**WHAT THE TASK REQUIRES:**
Can you transcribe every line exactly and leave the pictures behind?

**Data entries:**
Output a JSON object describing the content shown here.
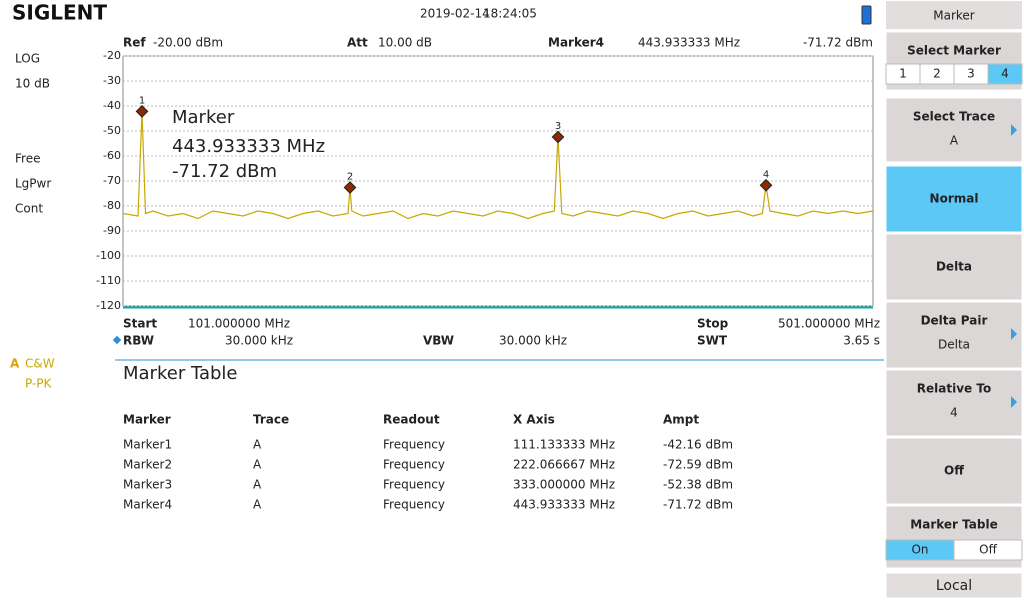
{
  "header": {
    "brand": "SIGLENT",
    "date": "2019-02-14",
    "time": "18:24:05"
  },
  "left_panel": {
    "scale_type": "LOG",
    "scale_div": "10 dB",
    "trigger": "Free",
    "detector_mode": "LgPwr",
    "sweep": "Cont",
    "trace_label": "A",
    "trace_mode": "C&W",
    "trace_detector": "P-PK"
  },
  "top_params": {
    "ref_label": "Ref",
    "ref_value": "-20.00 dBm",
    "att_label": "Att",
    "att_value": "10.00 dB",
    "marker_label": "Marker4",
    "marker_freq": "443.933333 MHz",
    "marker_ampl": "-71.72 dBm"
  },
  "chart": {
    "type": "line",
    "ylim": [
      -120,
      -20
    ],
    "yticks": [
      -20,
      -30,
      -40,
      -50,
      -60,
      -70,
      -80,
      -90,
      -100,
      -110,
      -120
    ],
    "grid": true,
    "xlim": [
      101,
      501
    ],
    "color": "#c8a800",
    "marker_color": "#8b2a00",
    "x": [
      101,
      109,
      111.133333,
      113,
      117,
      125,
      133,
      141,
      149,
      157,
      165,
      173,
      181,
      189,
      197,
      205,
      213,
      221,
      222.066667,
      223,
      229,
      237,
      245,
      253,
      261,
      269,
      277,
      285,
      293,
      301,
      309,
      317,
      325,
      331,
      333,
      335,
      341,
      349,
      357,
      365,
      373,
      381,
      389,
      397,
      405,
      413,
      421,
      429,
      437,
      442,
      443.933333,
      446,
      453,
      461,
      469,
      477,
      485,
      493,
      501
    ],
    "values": [
      -83,
      -84,
      -42.16,
      -83,
      -82,
      -84,
      -83,
      -85,
      -82,
      -83,
      -84,
      -82,
      -83,
      -85,
      -83,
      -82,
      -84,
      -83,
      -72.59,
      -82,
      -84,
      -83,
      -82,
      -85,
      -83,
      -84,
      -82,
      -83,
      -84,
      -82,
      -83,
      -85,
      -83,
      -82,
      -52.38,
      -83,
      -84,
      -82,
      -83,
      -84,
      -82,
      -83,
      -85,
      -83,
      -82,
      -84,
      -83,
      -82,
      -84,
      -83,
      -71.72,
      -82,
      -83,
      -84,
      -82,
      -83,
      -82,
      -83,
      -82
    ],
    "markers": [
      {
        "label": "1",
        "x": 111.133333,
        "y": -42.16
      },
      {
        "label": "2",
        "x": 222.066667,
        "y": -72.59
      },
      {
        "label": "3",
        "x": 333.0,
        "y": -52.38
      },
      {
        "label": "4",
        "x": 443.933333,
        "y": -71.72
      }
    ],
    "annotation": {
      "title": "Marker",
      "freq": "443.933333 MHz",
      "ampl": "-71.72 dBm"
    }
  },
  "bottom_params": {
    "start_label": "Start",
    "start_value": "101.000000 MHz",
    "stop_label": "Stop",
    "stop_value": "501.000000 MHz",
    "rbw_label": "RBW",
    "rbw_value": "30.000 kHz",
    "vbw_label": "VBW",
    "vbw_value": "30.000 kHz",
    "swt_label": "SWT",
    "swt_value": "3.65 s"
  },
  "marker_table": {
    "title": "Marker Table",
    "columns": [
      "Marker",
      "Trace",
      "Readout",
      "X Axis",
      "Ampt"
    ],
    "rows": [
      [
        "Marker1",
        "A",
        "Frequency",
        "111.133333 MHz",
        "-42.16 dBm"
      ],
      [
        "Marker2",
        "A",
        "Frequency",
        "222.066667 MHz",
        "-72.59 dBm"
      ],
      [
        "Marker3",
        "A",
        "Frequency",
        "333.000000 MHz",
        "-52.38 dBm"
      ],
      [
        "Marker4",
        "A",
        "Frequency",
        "443.933333 MHz",
        "-71.72 dBm"
      ]
    ]
  },
  "softkeys": {
    "menu_title": "Marker",
    "select_marker": {
      "label": "Select Marker",
      "options": [
        "1",
        "2",
        "3",
        "4"
      ],
      "selected": 3
    },
    "select_trace": {
      "label": "Select Trace",
      "value": "A"
    },
    "normal": {
      "label": "Normal"
    },
    "delta": {
      "label": "Delta"
    },
    "delta_pair": {
      "label": "Delta Pair",
      "value": "Delta"
    },
    "relative_to": {
      "label": "Relative To",
      "value": "4"
    },
    "off": {
      "label": "Off"
    },
    "marker_table": {
      "label": "Marker Table",
      "options": [
        "On",
        "Off"
      ],
      "selected": 0
    },
    "local": {
      "label": "Local"
    }
  }
}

**ANSWER IN FULL:**
Output a JSON object describing the content shown here.
{
  "header": {
    "brand": "SIGLENT",
    "date": "2019-02-14",
    "time": "18:24:05"
  },
  "left_panel": {
    "scale_type": "LOG",
    "scale_div": "10 dB",
    "trigger": "Free",
    "detector_mode": "LgPwr",
    "sweep": "Cont",
    "trace_label": "A",
    "trace_mode": "C&W",
    "trace_detector": "P-PK"
  },
  "top_params": {
    "ref_label": "Ref",
    "ref_value": "-20.00 dBm",
    "att_label": "Att",
    "att_value": "10.00 dB",
    "marker_label": "Marker4",
    "marker_freq": "443.933333 MHz",
    "marker_ampl": "-71.72 dBm"
  },
  "chart": {
    "type": "line",
    "ylim": [
      -120,
      -20
    ],
    "yticks": [
      -20,
      -30,
      -40,
      -50,
      -60,
      -70,
      -80,
      -90,
      -100,
      -110,
      -120
    ],
    "grid": true,
    "xlim": [
      101,
      501
    ],
    "color": "#c8a800",
    "marker_color": "#8b2a00",
    "x": [
      101,
      109,
      111.133333,
      113,
      117,
      125,
      133,
      141,
      149,
      157,
      165,
      173,
      181,
      189,
      197,
      205,
      213,
      221,
      222.066667,
      223,
      229,
      237,
      245,
      253,
      261,
      269,
      277,
      285,
      293,
      301,
      309,
      317,
      325,
      331,
      333,
      335,
      341,
      349,
      357,
      365,
      373,
      381,
      389,
      397,
      405,
      413,
      421,
      429,
      437,
      442,
      443.933333,
      446,
      453,
      461,
      469,
      477,
      485,
      493,
      501
    ],
    "values": [
      -83,
      -84,
      -42.16,
      -83,
      -82,
      -84,
      -83,
      -85,
      -82,
      -83,
      -84,
      -82,
      -83,
      -85,
      -83,
      -82,
      -84,
      -83,
      -72.59,
      -82,
      -84,
      -83,
      -82,
      -85,
      -83,
      -84,
      -82,
      -83,
      -84,
      -82,
      -83,
      -85,
      -83,
      -82,
      -52.38,
      -83,
      -84,
      -82,
      -83,
      -84,
      -82,
      -83,
      -85,
      -83,
      -82,
      -84,
      -83,
      -82,
      -84,
      -83,
      -71.72,
      -82,
      -83,
      -84,
      -82,
      -83,
      -82,
      -83,
      -82
    ],
    "markers": [
      {
        "label": "1",
        "x": 111.133333,
        "y": -42.16
      },
      {
        "label": "2",
        "x": 222.066667,
        "y": -72.59
      },
      {
        "label": "3",
        "x": 333.0,
        "y": -52.38
      },
      {
        "label": "4",
        "x": 443.933333,
        "y": -71.72
      }
    ],
    "annotation": {
      "title": "Marker",
      "freq": "443.933333 MHz",
      "ampl": "-71.72 dBm"
    }
  },
  "bottom_params": {
    "start_label": "Start",
    "start_value": "101.000000 MHz",
    "stop_label": "Stop",
    "stop_value": "501.000000 MHz",
    "rbw_label": "RBW",
    "rbw_value": "30.000 kHz",
    "vbw_label": "VBW",
    "vbw_value": "30.000 kHz",
    "swt_label": "SWT",
    "swt_value": "3.65 s"
  },
  "marker_table": {
    "title": "Marker Table",
    "columns": [
      "Marker",
      "Trace",
      "Readout",
      "X Axis",
      "Ampt"
    ],
    "rows": [
      [
        "Marker1",
        "A",
        "Frequency",
        "111.133333 MHz",
        "-42.16 dBm"
      ],
      [
        "Marker2",
        "A",
        "Frequency",
        "222.066667 MHz",
        "-72.59 dBm"
      ],
      [
        "Marker3",
        "A",
        "Frequency",
        "333.000000 MHz",
        "-52.38 dBm"
      ],
      [
        "Marker4",
        "A",
        "Frequency",
        "443.933333 MHz",
        "-71.72 dBm"
      ]
    ]
  },
  "softkeys": {
    "menu_title": "Marker",
    "select_marker": {
      "label": "Select Marker",
      "options": [
        "1",
        "2",
        "3",
        "4"
      ],
      "selected": 3
    },
    "select_trace": {
      "label": "Select Trace",
      "value": "A"
    },
    "normal": {
      "label": "Normal"
    },
    "delta": {
      "label": "Delta"
    },
    "delta_pair": {
      "label": "Delta Pair",
      "value": "Delta"
    },
    "relative_to": {
      "label": "Relative To",
      "value": "4"
    },
    "off": {
      "label": "Off"
    },
    "marker_table": {
      "label": "Marker Table",
      "options": [
        "On",
        "Off"
      ],
      "selected": 0
    },
    "local": {
      "label": "Local"
    }
  }
}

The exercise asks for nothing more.